Task brief:
Reproduce each line bearing the word "功能区的".
[START OF Material for the task]
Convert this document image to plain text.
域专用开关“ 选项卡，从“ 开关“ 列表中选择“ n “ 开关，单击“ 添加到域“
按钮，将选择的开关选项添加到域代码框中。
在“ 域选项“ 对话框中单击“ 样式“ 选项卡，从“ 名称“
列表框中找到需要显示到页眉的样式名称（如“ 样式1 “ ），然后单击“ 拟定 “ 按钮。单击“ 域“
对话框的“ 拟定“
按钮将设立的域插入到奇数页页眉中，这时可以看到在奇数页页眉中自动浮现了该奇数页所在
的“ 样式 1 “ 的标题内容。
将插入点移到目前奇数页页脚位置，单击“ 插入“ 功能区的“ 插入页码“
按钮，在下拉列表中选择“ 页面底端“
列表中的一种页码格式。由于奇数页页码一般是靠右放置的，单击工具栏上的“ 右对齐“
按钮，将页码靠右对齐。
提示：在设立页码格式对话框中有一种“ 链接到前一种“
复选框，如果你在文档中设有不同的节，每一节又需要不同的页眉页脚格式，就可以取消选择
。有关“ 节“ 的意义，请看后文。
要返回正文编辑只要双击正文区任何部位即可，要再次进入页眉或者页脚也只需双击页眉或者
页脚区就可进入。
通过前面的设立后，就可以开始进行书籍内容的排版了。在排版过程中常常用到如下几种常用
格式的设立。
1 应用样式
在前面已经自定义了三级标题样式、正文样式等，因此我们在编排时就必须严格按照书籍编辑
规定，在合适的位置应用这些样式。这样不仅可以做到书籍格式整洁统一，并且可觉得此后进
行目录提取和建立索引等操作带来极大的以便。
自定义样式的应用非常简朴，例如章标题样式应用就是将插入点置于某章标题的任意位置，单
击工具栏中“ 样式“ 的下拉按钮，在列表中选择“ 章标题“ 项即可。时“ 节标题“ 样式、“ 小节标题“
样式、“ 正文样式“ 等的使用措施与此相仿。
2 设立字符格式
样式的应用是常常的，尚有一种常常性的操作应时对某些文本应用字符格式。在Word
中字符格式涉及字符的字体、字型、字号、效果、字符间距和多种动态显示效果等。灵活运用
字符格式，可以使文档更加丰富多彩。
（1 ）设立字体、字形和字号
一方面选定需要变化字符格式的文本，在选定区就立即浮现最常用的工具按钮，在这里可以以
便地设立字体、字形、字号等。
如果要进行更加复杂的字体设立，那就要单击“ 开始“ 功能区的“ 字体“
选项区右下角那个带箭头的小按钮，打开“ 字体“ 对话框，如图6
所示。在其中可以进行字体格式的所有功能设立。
[END OF Material for the task]
Task response:
将插入点移到目前奇数页页脚位置，单击“ 插入“ 功能区的“ 插入页码“
如果要进行更加复杂的字体设立，那就要单击“ 开始“ 功能区的“ 字体“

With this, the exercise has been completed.